> _STATED GOAL_: Copy out the entries in full and with complete accuracy; pictures are excluded.

> _RECORD EXCERPTS_:

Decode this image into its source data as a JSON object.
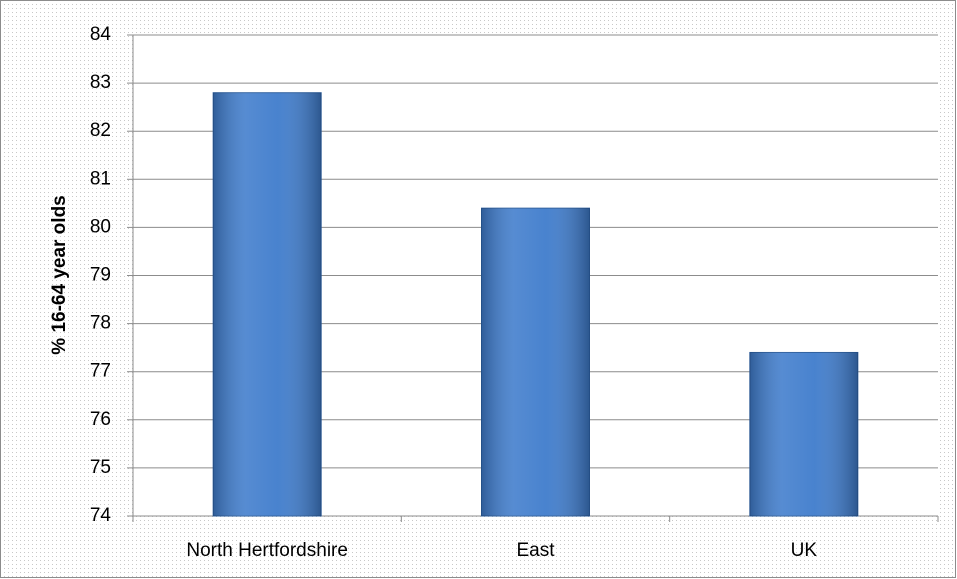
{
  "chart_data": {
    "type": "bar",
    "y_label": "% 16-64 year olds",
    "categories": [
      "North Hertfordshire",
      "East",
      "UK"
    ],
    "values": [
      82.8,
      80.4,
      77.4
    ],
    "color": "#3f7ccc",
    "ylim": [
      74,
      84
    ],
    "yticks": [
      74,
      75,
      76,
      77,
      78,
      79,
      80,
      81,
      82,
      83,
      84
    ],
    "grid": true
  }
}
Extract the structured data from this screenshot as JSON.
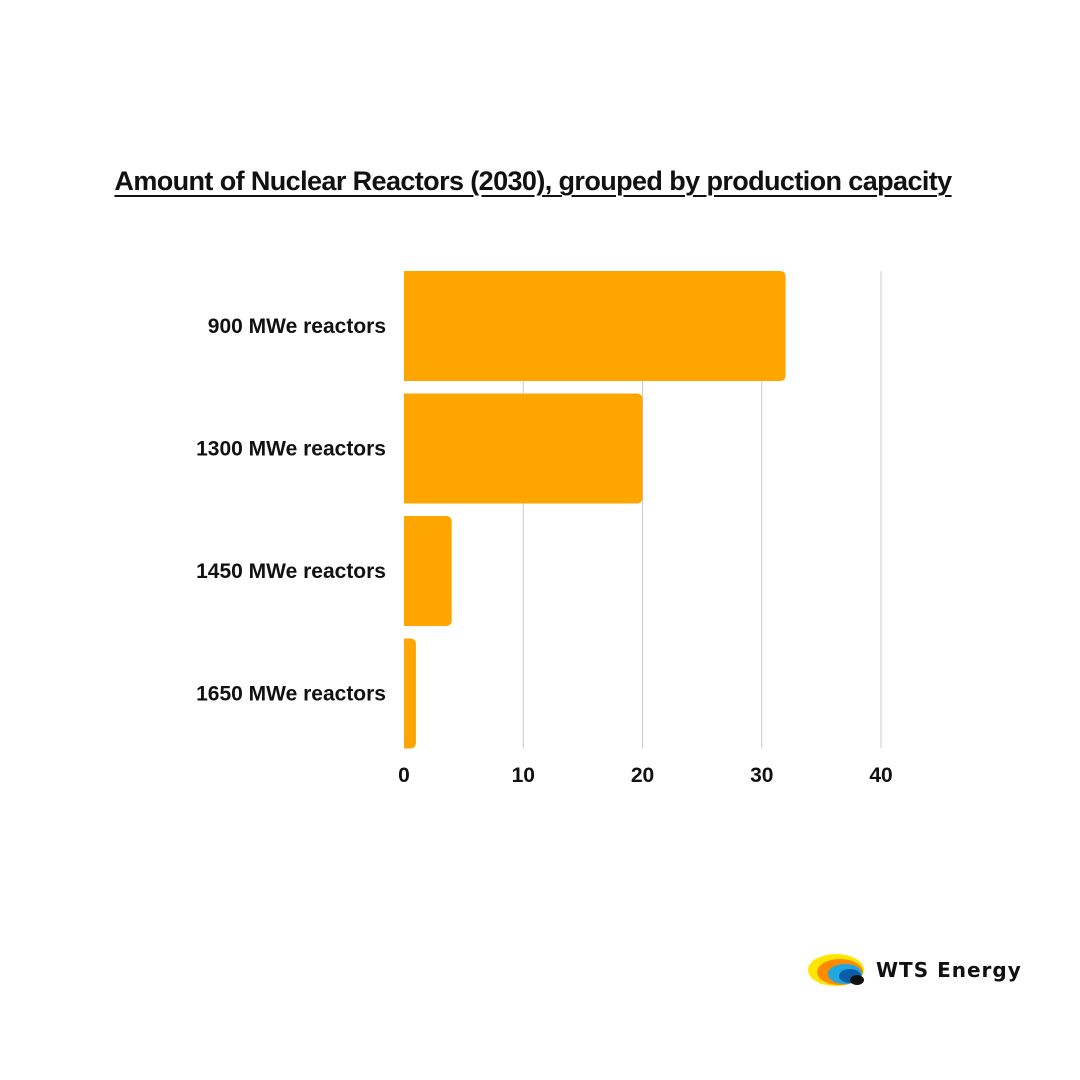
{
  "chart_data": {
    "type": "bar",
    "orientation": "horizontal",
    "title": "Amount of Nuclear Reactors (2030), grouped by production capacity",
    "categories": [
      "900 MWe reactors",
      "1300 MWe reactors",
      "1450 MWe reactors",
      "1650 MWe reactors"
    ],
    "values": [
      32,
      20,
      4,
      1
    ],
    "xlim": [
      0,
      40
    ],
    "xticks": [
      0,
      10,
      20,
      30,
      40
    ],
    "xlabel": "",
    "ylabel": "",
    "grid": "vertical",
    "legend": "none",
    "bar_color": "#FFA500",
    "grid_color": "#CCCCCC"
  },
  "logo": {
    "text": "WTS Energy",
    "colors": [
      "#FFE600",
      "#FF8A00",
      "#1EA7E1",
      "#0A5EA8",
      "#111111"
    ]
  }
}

> _TASK SOLUTION_:
Decode this image into its source data as a JSON object.
{
  "chart_data": {
    "type": "bar",
    "y_label": "% 16-64 year olds",
    "categories": [
      "North Hertfordshire",
      "East",
      "UK"
    ],
    "values": [
      82.8,
      80.4,
      77.4
    ],
    "color": "#3f7ccc",
    "ylim": [
      74,
      84
    ],
    "yticks": [
      74,
      75,
      76,
      77,
      78,
      79,
      80,
      81,
      82,
      83,
      84
    ],
    "grid": true
  }
}
Extract the structured data from this screenshot as JSON.
{
  "chart_data": {
    "type": "bar",
    "orientation": "horizontal",
    "title": "Amount of Nuclear Reactors (2030), grouped by production capacity",
    "categories": [
      "900 MWe reactors",
      "1300 MWe reactors",
      "1450 MWe reactors",
      "1650 MWe reactors"
    ],
    "values": [
      32,
      20,
      4,
      1
    ],
    "xlim": [
      0,
      40
    ],
    "xticks": [
      0,
      10,
      20,
      30,
      40
    ],
    "xlabel": "",
    "ylabel": "",
    "grid": "vertical",
    "legend": "none",
    "bar_color": "#FFA500",
    "grid_color": "#CCCCCC"
  },
  "logo": {
    "text": "WTS Energy",
    "colors": [
      "#FFE600",
      "#FF8A00",
      "#1EA7E1",
      "#0A5EA8",
      "#111111"
    ]
  }
}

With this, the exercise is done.